Your objective. The answer must consist of the listing, reproduced exactly.

Information shown.
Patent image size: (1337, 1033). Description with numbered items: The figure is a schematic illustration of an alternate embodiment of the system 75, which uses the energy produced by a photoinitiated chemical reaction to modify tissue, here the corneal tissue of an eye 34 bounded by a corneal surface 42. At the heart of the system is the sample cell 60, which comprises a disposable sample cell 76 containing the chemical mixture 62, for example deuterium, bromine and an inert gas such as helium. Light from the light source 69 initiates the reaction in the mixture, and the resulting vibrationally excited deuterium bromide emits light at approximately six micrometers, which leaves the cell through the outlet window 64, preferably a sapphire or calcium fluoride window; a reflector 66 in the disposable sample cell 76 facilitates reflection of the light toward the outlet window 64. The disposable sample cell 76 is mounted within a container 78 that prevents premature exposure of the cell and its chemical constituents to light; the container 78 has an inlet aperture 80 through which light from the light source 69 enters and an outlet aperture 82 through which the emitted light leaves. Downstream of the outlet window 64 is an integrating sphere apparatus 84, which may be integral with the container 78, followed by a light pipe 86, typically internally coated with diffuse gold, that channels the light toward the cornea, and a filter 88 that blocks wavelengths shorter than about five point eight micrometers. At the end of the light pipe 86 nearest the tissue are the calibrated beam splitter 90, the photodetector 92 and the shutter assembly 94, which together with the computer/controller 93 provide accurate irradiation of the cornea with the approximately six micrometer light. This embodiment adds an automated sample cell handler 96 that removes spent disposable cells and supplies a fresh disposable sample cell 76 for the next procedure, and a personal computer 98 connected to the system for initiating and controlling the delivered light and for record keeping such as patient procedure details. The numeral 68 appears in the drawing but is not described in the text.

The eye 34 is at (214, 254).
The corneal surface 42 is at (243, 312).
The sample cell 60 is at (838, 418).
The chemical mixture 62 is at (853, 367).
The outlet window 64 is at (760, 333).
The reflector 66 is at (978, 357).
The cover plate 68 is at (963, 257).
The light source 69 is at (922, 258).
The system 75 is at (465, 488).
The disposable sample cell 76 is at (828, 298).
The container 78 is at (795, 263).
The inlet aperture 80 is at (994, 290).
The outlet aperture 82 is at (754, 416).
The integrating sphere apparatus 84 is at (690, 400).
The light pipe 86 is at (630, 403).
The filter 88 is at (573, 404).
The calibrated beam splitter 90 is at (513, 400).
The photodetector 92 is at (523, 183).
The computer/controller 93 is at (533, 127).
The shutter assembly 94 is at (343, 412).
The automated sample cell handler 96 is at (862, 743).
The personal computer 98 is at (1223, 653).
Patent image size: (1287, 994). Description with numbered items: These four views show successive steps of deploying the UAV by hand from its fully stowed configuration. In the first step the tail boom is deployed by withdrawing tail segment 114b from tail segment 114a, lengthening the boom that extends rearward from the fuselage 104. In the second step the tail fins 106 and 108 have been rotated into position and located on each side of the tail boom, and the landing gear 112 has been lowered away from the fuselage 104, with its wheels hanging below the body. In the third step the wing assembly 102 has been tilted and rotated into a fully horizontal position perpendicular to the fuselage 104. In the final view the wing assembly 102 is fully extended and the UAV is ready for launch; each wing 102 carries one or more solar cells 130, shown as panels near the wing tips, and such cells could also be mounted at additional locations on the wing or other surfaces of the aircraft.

Result of this exercise.
Patent image size: (1337, 1033). Description with numbered items: The figure is a schematic illustration of an alternate embodiment of the system 75, which uses the energy produced by a photoinitiated chemical reaction to modify tissue, here the corneal tissue of an eye 34 bounded by a corneal surface 42. At the heart of the system is the sample cell 60, which comprises a disposable sample cell 76 containing the chemical mixture 62, for example deuterium, bromine and an inert gas such as helium. Light from the light source 69 initiates the reaction in the mixture, and the resulting vibrationally excited deuterium bromide emits light at approximately six micrometers, which leaves the cell through the outlet window 64, preferably a sapphire or calcium fluoride window; a reflector 66 in the disposable sample cell 76 facilitates reflection of the light toward the outlet window 64. The disposable sample cell 76 is mounted within a container 78 that prevents premature exposure of the cell and its chemical constituents to light; the container 78 has an inlet aperture 80 through which light from the light source 69 enters and an outlet aperture 82 through which the emitted light leaves. Downstream of the outlet window 64 is an integrating sphere apparatus 84, which may be integral with the container 78, followed by a light pipe 86, typically internally coated with diffuse gold, that channels the light toward the cornea, and a filter 88 that blocks wavelengths shorter than about five point eight micrometers. At the end of the light pipe 86 nearest the tissue are the calibrated beam splitter 90, the photodetector 92 and the shutter assembly 94, which together with the computer/controller 93 provide accurate irradiation of the cornea with the approximately six micrometer light. This embodiment adds an automated sample cell handler 96 that removes spent disposable cells and supplies a fresh disposable sample cell 76 for the next procedure, and a personal computer 98 connected to the system for initiating and controlling the delivered light and for record keeping such as patient procedure details. The numeral 68 appears in the drawing but is not described in the text.

The eye 34 is at (214, 254).
The corneal surface 42 is at (243, 312).
The sample cell 60 is at (838, 418).
The chemical mixture 62 is at (853, 367).
The outlet window 64 is at (760, 333).
The reflector 66 is at (978, 357).
The cover plate 68 is at (963, 257).
The light source 69 is at (922, 258).
The system 75 is at (465, 488).
The disposable sample cell 76 is at (828, 298).
The container 78 is at (795, 263).
The inlet aperture 80 is at (994, 290).
The outlet aperture 82 is at (754, 416).
The integrating sphere apparatus 84 is at (690, 400).
The light pipe 86 is at (630, 403).
The filter 88 is at (573, 404).
The calibrated beam splitter 90 is at (513, 400).
The photodetector 92 is at (523, 183).
The computer/controller 93 is at (533, 127).
The shutter assembly 94 is at (343, 412).
The automated sample cell handler 96 is at (862, 743).
The personal computer 98 is at (1223, 653).
Patent image size: (1287, 994). Description with numbered items: These four views show successive steps of deploying the UAV by hand from its fully stowed configuration. In the first step the tail boom is deployed by withdrawing tail segment 114b from tail segment 114a, lengthening the boom that extends rearward from the fuselage 104. In the second step the tail fins 106 and 108 have been rotated into position and located on each side of the tail boom, and the landing gear 112 has been lowered away from the fuselage 104, with its wheels hanging below the body. In the third step the wing assembly 102 has been tilted and rotated into a fully horizontal position perpendicular to the fuselage 104. In the final view the wing assembly 102 is fully extended and the UAV is ready for launch; each wing 102 carries one or more solar cells 130, shown as panels near the wing tips, and such cells could also be mounted at additional locations on the wing or other surfaces of the aircraft.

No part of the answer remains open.